Short task
All records below must be retyped exactly.
** BEGIN Raw data **
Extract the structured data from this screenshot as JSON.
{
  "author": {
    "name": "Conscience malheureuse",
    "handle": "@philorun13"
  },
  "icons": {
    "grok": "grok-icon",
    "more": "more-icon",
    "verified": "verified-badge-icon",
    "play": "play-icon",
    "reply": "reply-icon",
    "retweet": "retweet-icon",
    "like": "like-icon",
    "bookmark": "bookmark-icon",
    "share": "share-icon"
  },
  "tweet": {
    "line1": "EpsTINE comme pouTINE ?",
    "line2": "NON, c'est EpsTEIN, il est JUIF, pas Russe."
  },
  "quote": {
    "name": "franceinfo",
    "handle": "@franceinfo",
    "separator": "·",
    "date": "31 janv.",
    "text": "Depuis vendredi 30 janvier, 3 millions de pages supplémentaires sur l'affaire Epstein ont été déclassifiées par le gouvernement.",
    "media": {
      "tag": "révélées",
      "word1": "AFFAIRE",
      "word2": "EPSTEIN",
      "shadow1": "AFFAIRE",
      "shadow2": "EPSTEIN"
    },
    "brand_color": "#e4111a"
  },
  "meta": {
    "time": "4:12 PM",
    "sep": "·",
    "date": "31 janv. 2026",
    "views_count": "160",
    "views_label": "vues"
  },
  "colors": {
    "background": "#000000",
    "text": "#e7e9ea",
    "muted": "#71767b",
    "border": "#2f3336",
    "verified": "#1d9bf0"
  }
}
** END Raw data **
Result below
Extract the structured data from this screenshot as JSON.
{
  "author": {
    "name": "Conscience malheureuse",
    "handle": "@philorun13"
  },
  "icons": {
    "grok": "grok-icon",
    "more": "more-icon",
    "verified": "verified-badge-icon",
    "play": "play-icon",
    "reply": "reply-icon",
    "retweet": "retweet-icon",
    "like": "like-icon",
    "bookmark": "bookmark-icon",
    "share": "share-icon"
  },
  "tweet": {
    "line1": "EpsTINE comme pouTINE ?",
    "line2": "NON, c'est EpsTEIN, il est JUIF, pas Russe."
  },
  "quote": {
    "name": "franceinfo",
    "handle": "@franceinfo",
    "separator": "·",
    "date": "31 janv.",
    "text": "Depuis vendredi 30 janvier, 3 millions de pages supplémentaires sur l'affaire Epstein ont été déclassifiées par le gouvernement.",
    "media": {
      "tag": "révélées",
      "word1": "AFFAIRE",
      "word2": "EPSTEIN",
      "shadow1": "AFFAIRE",
      "shadow2": "EPSTEIN"
    },
    "brand_color": "#e4111a"
  },
  "meta": {
    "time": "4:12 PM",
    "sep": "·",
    "date": "31 janv. 2026",
    "views_count": "160",
    "views_label": "vues"
  },
  "colors": {
    "background": "#000000",
    "text": "#e7e9ea",
    "muted": "#71767b",
    "border": "#2f3336",
    "verified": "#1d9bf0"
  }
}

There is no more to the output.